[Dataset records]
»»
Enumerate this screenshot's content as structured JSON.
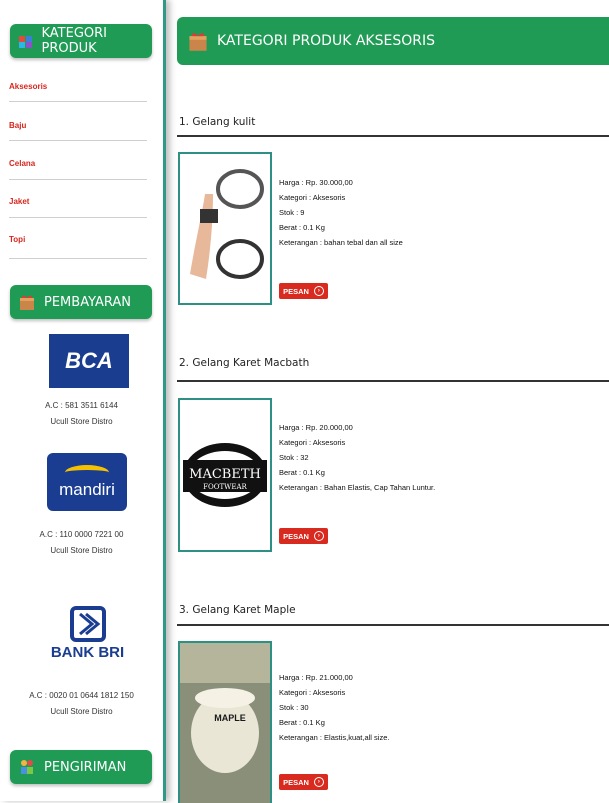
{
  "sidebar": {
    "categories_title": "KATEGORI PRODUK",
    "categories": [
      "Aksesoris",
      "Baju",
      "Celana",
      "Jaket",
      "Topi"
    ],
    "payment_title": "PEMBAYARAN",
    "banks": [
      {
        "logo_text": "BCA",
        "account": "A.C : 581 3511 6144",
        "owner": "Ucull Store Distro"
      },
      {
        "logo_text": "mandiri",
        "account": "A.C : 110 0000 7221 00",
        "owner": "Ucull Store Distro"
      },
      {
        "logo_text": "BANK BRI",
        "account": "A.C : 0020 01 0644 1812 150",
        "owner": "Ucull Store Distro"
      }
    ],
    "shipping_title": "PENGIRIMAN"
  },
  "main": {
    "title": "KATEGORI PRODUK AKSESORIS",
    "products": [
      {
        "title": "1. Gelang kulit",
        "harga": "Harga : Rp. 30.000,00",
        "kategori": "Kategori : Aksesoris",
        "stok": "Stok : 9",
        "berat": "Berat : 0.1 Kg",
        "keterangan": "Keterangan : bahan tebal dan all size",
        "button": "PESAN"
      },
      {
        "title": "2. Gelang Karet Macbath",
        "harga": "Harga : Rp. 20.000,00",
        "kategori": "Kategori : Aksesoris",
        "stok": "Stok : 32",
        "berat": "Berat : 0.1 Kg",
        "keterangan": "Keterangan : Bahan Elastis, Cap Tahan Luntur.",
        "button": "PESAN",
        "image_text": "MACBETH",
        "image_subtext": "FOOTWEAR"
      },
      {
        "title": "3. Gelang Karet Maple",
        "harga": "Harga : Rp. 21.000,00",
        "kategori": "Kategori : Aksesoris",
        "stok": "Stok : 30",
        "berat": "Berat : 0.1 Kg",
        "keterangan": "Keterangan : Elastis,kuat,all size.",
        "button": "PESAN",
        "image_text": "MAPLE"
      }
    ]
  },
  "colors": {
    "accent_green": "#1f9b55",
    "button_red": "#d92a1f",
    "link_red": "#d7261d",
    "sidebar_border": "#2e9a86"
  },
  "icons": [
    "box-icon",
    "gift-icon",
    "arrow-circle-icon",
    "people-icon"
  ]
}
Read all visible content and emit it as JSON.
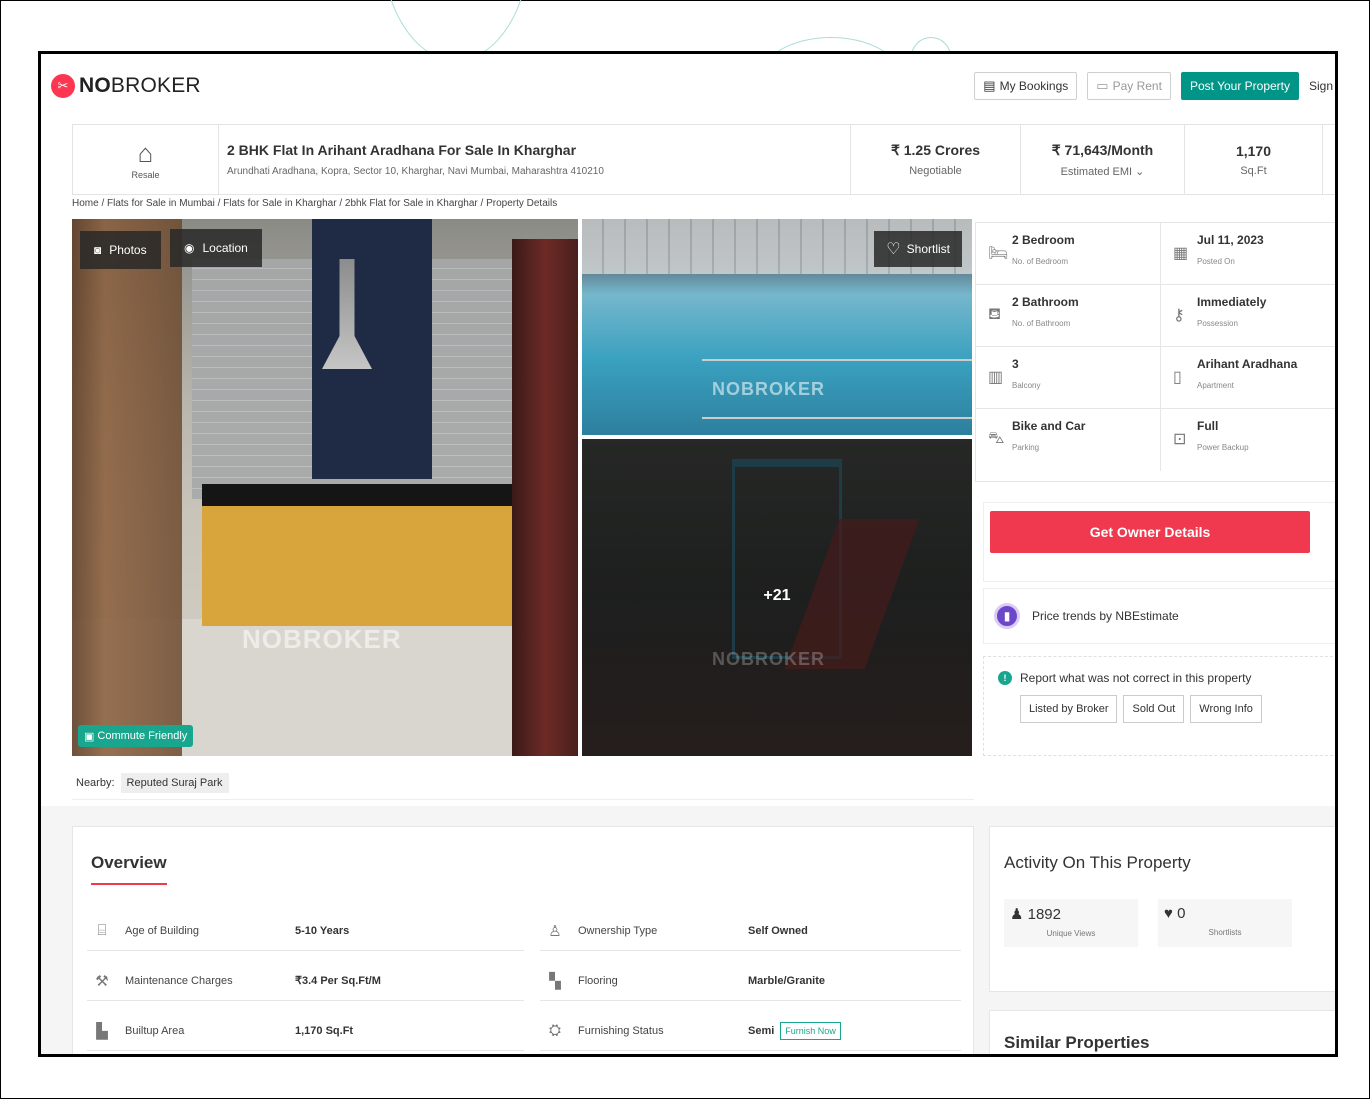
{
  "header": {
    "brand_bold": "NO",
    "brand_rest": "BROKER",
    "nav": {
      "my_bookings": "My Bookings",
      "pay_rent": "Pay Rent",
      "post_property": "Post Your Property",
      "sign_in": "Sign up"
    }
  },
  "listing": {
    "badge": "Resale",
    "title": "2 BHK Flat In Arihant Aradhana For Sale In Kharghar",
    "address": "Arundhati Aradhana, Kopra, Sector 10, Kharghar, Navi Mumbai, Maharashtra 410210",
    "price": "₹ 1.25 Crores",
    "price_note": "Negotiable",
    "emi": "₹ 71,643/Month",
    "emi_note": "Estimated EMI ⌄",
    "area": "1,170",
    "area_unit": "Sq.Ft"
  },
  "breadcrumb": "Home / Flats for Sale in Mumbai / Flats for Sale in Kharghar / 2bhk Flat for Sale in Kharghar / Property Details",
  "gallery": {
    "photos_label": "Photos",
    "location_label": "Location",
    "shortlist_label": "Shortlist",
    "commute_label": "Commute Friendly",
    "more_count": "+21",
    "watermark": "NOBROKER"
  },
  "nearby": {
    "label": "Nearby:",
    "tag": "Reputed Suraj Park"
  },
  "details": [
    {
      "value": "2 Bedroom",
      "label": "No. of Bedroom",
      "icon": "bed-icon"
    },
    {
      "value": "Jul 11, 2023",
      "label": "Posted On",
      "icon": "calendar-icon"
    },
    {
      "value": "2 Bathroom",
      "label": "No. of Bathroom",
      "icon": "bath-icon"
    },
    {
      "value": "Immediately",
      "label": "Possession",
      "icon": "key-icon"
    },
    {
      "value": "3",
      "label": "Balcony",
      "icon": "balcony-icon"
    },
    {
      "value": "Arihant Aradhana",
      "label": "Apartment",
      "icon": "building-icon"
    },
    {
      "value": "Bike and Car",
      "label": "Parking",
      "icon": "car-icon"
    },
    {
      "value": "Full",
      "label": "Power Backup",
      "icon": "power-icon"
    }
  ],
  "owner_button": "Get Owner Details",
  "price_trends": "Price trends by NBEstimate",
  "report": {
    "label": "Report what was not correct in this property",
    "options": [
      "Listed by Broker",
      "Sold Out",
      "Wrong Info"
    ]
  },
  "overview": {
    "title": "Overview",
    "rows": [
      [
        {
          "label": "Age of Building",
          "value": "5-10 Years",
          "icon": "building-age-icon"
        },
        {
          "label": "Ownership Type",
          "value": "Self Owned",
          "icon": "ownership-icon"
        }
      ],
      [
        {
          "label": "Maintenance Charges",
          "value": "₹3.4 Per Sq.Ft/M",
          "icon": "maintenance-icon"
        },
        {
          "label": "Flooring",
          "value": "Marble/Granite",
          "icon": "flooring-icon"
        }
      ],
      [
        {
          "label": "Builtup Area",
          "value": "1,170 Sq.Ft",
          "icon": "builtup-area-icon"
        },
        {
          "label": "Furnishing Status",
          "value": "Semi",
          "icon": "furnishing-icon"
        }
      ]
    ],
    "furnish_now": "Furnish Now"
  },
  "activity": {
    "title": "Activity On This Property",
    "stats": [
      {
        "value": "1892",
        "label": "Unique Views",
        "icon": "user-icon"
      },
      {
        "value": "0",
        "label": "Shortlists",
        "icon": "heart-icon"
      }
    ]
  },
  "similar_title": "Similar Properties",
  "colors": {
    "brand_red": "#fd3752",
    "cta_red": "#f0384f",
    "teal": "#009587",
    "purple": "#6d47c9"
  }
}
««
▸ **What this task involves**:
Restate the full listing verbatim and drop every picture.

▸ **Task answer**:
Enumerate this screenshot's content as structured JSON.
{
  "sidebar": {
    "categories_title": "KATEGORI PRODUK",
    "categories": [
      "Aksesoris",
      "Baju",
      "Celana",
      "Jaket",
      "Topi"
    ],
    "payment_title": "PEMBAYARAN",
    "banks": [
      {
        "logo_text": "BCA",
        "account": "A.C : 581 3511 6144",
        "owner": "Ucull Store Distro"
      },
      {
        "logo_text": "mandiri",
        "account": "A.C : 110 0000 7221 00",
        "owner": "Ucull Store Distro"
      },
      {
        "logo_text": "BANK BRI",
        "account": "A.C : 0020 01 0644 1812 150",
        "owner": "Ucull Store Distro"
      }
    ],
    "shipping_title": "PENGIRIMAN"
  },
  "main": {
    "title": "KATEGORI PRODUK AKSESORIS",
    "products": [
      {
        "title": "1. Gelang kulit",
        "harga": "Harga : Rp. 30.000,00",
        "kategori": "Kategori : Aksesoris",
        "stok": "Stok : 9",
        "berat": "Berat : 0.1 Kg",
        "keterangan": "Keterangan : bahan tebal dan all size",
        "button": "PESAN"
      },
      {
        "title": "2. Gelang Karet Macbath",
        "harga": "Harga : Rp. 20.000,00",
        "kategori": "Kategori : Aksesoris",
        "stok": "Stok : 32",
        "berat": "Berat : 0.1 Kg",
        "keterangan": "Keterangan : Bahan Elastis, Cap Tahan Luntur.",
        "button": "PESAN",
        "image_text": "MACBETH",
        "image_subtext": "FOOTWEAR"
      },
      {
        "title": "3. Gelang Karet Maple",
        "harga": "Harga : Rp. 21.000,00",
        "kategori": "Kategori : Aksesoris",
        "stok": "Stok : 30",
        "berat": "Berat : 0.1 Kg",
        "keterangan": "Keterangan : Elastis,kuat,all size.",
        "button": "PESAN",
        "image_text": "MAPLE"
      }
    ]
  },
  "colors": {
    "accent_green": "#1f9b55",
    "button_red": "#d92a1f",
    "link_red": "#d7261d",
    "sidebar_border": "#2e9a86"
  },
  "icons": [
    "box-icon",
    "gift-icon",
    "arrow-circle-icon",
    "people-icon"
  ]
}
Read all visible content and emit it as JSON.
{
  "header": {
    "brand_bold": "NO",
    "brand_rest": "BROKER",
    "nav": {
      "my_bookings": "My Bookings",
      "pay_rent": "Pay Rent",
      "post_property": "Post Your Property",
      "sign_in": "Sign up"
    }
  },
  "listing": {
    "badge": "Resale",
    "title": "2 BHK Flat In Arihant Aradhana For Sale In Kharghar",
    "address": "Arundhati Aradhana, Kopra, Sector 10, Kharghar, Navi Mumbai, Maharashtra 410210",
    "price": "₹ 1.25 Crores",
    "price_note": "Negotiable",
    "emi": "₹ 71,643/Month",
    "emi_note": "Estimated EMI ⌄",
    "area": "1,170",
    "area_unit": "Sq.Ft"
  },
  "breadcrumb": "Home / Flats for Sale in Mumbai / Flats for Sale in Kharghar / 2bhk Flat for Sale in Kharghar / Property Details",
  "gallery": {
    "photos_label": "Photos",
    "location_label": "Location",
    "shortlist_label": "Shortlist",
    "commute_label": "Commute Friendly",
    "more_count": "+21",
    "watermark": "NOBROKER"
  },
  "nearby": {
    "label": "Nearby:",
    "tag": "Reputed Suraj Park"
  },
  "details": [
    {
      "value": "2 Bedroom",
      "label": "No. of Bedroom",
      "icon": "bed-icon"
    },
    {
      "value": "Jul 11, 2023",
      "label": "Posted On",
      "icon": "calendar-icon"
    },
    {
      "value": "2 Bathroom",
      "label": "No. of Bathroom",
      "icon": "bath-icon"
    },
    {
      "value": "Immediately",
      "label": "Possession",
      "icon": "key-icon"
    },
    {
      "value": "3",
      "label": "Balcony",
      "icon": "balcony-icon"
    },
    {
      "value": "Arihant Aradhana",
      "label": "Apartment",
      "icon": "building-icon"
    },
    {
      "value": "Bike and Car",
      "label": "Parking",
      "icon": "car-icon"
    },
    {
      "value": "Full",
      "label": "Power Backup",
      "icon": "power-icon"
    }
  ],
  "owner_button": "Get Owner Details",
  "price_trends": "Price trends by NBEstimate",
  "report": {
    "label": "Report what was not correct in this property",
    "options": [
      "Listed by Broker",
      "Sold Out",
      "Wrong Info"
    ]
  },
  "overview": {
    "title": "Overview",
    "rows": [
      [
        {
          "label": "Age of Building",
          "value": "5-10 Years",
          "icon": "building-age-icon"
        },
        {
          "label": "Ownership Type",
          "value": "Self Owned",
          "icon": "ownership-icon"
        }
      ],
      [
        {
          "label": "Maintenance Charges",
          "value": "₹3.4 Per Sq.Ft/M",
          "icon": "maintenance-icon"
        },
        {
          "label": "Flooring",
          "value": "Marble/Granite",
          "icon": "flooring-icon"
        }
      ],
      [
        {
          "label": "Builtup Area",
          "value": "1,170 Sq.Ft",
          "icon": "builtup-area-icon"
        },
        {
          "label": "Furnishing Status",
          "value": "Semi",
          "icon": "furnishing-icon"
        }
      ]
    ],
    "furnish_now": "Furnish Now"
  },
  "activity": {
    "title": "Activity On This Property",
    "stats": [
      {
        "value": "1892",
        "label": "Unique Views",
        "icon": "user-icon"
      },
      {
        "value": "0",
        "label": "Shortlists",
        "icon": "heart-icon"
      }
    ]
  },
  "similar_title": "Similar Properties",
  "colors": {
    "brand_red": "#fd3752",
    "cta_red": "#f0384f",
    "teal": "#009587",
    "purple": "#6d47c9"
  }
}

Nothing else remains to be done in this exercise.